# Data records

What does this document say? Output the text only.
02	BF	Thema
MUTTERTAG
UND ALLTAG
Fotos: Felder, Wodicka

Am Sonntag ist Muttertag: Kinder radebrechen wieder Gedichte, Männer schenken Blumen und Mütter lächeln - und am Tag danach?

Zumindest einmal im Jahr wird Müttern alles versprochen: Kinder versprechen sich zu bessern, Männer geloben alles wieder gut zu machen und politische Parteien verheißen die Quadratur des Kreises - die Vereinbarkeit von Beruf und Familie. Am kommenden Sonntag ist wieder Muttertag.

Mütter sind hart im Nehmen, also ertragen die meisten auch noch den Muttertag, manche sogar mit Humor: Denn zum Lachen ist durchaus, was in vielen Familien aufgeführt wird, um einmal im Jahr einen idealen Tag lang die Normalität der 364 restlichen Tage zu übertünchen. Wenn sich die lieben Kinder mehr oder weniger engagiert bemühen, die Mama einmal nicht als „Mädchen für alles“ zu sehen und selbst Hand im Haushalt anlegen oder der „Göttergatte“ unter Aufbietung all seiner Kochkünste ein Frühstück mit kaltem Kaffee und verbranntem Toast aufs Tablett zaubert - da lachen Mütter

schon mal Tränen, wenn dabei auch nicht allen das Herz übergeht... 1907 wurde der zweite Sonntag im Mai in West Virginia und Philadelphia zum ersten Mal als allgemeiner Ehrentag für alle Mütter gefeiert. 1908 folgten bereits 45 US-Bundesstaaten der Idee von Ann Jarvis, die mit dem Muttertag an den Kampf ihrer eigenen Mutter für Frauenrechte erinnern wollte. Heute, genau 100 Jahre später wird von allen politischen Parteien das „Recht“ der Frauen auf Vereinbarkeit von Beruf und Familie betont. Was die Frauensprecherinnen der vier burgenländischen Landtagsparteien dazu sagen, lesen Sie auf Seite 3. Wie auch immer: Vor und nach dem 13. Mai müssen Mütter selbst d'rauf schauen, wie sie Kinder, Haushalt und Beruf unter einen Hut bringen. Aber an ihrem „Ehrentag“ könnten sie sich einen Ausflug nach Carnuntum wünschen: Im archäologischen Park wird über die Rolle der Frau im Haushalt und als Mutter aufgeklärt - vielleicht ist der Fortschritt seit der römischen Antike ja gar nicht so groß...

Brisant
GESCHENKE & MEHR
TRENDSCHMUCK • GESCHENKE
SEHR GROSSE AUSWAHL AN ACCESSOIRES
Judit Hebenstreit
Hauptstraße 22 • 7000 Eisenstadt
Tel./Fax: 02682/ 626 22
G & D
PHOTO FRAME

# Goal of the exercise
Please output the entire listing exactly as it stands.

# Answer to this exercise
What does this document say? Output the text only.
02	BF	Thema
MUTTERTAG
UND ALLTAG
Fotos: Felder, Wodicka

Am Sonntag ist Muttertag: Kinder radebrechen wieder Gedichte, Männer schenken Blumen und Mütter lächeln - und am Tag danach?

Zumindest einmal im Jahr wird Müttern alles versprochen: Kinder versprechen sich zu bessern, Männer geloben alles wieder gut zu machen und politische Parteien verheißen die Quadratur des Kreises - die Vereinbarkeit von Beruf und Familie. Am kommenden Sonntag ist wieder Muttertag.

Mütter sind hart im Nehmen, also ertragen die meisten auch noch den Muttertag, manche sogar mit Humor: Denn zum Lachen ist durchaus, was in vielen Familien aufgeführt wird, um einmal im Jahr einen idealen Tag lang die Normalität der 364 restlichen Tage zu übertünchen. Wenn sich die lieben Kinder mehr oder weniger engagiert bemühen, die Mama einmal nicht als „Mädchen für alles“ zu sehen und selbst Hand im Haushalt anlegen oder der „Göttergatte“ unter Aufbietung all seiner Kochkünste ein Frühstück mit kaltem Kaffee und verbranntem Toast aufs Tablett zaubert - da lachen Mütter

schon mal Tränen, wenn dabei auch nicht allen das Herz übergeht... 1907 wurde der zweite Sonntag im Mai in West Virginia und Philadelphia zum ersten Mal als allgemeiner Ehrentag für alle Mütter gefeiert. 1908 folgten bereits 45 US-Bundesstaaten der Idee von Ann Jarvis, die mit dem Muttertag an den Kampf ihrer eigenen Mutter für Frauenrechte erinnern wollte. Heute, genau 100 Jahre später wird von allen politischen Parteien das „Recht“ der Frauen auf Vereinbarkeit von Beruf und Familie betont. Was die Frauensprecherinnen der vier burgenländischen Landtagsparteien dazu sagen, lesen Sie auf Seite 3. Wie auch immer: Vor und nach dem 13. Mai müssen Mütter selbst d'rauf schauen, wie sie Kinder, Haushalt und Beruf unter einen Hut bringen. Aber an ihrem „Ehrentag“ könnten sie sich einen Ausflug nach Carnuntum wünschen: Im archäologischen Park wird über die Rolle der Frau im Haushalt und als Mutter aufgeklärt - vielleicht ist der Fortschritt seit der römischen Antike ja gar nicht so groß...

Brisant
GESCHENKE & MEHR
TRENDSCHMUCK • GESCHENKE
SEHR GROSSE AUSWAHL AN ACCESSOIRES
Judit Hebenstreit
Hauptstraße 22 • 7000 Eisenstadt
Tel./Fax: 02682/ 626 22
G & D
PHOTO FRAME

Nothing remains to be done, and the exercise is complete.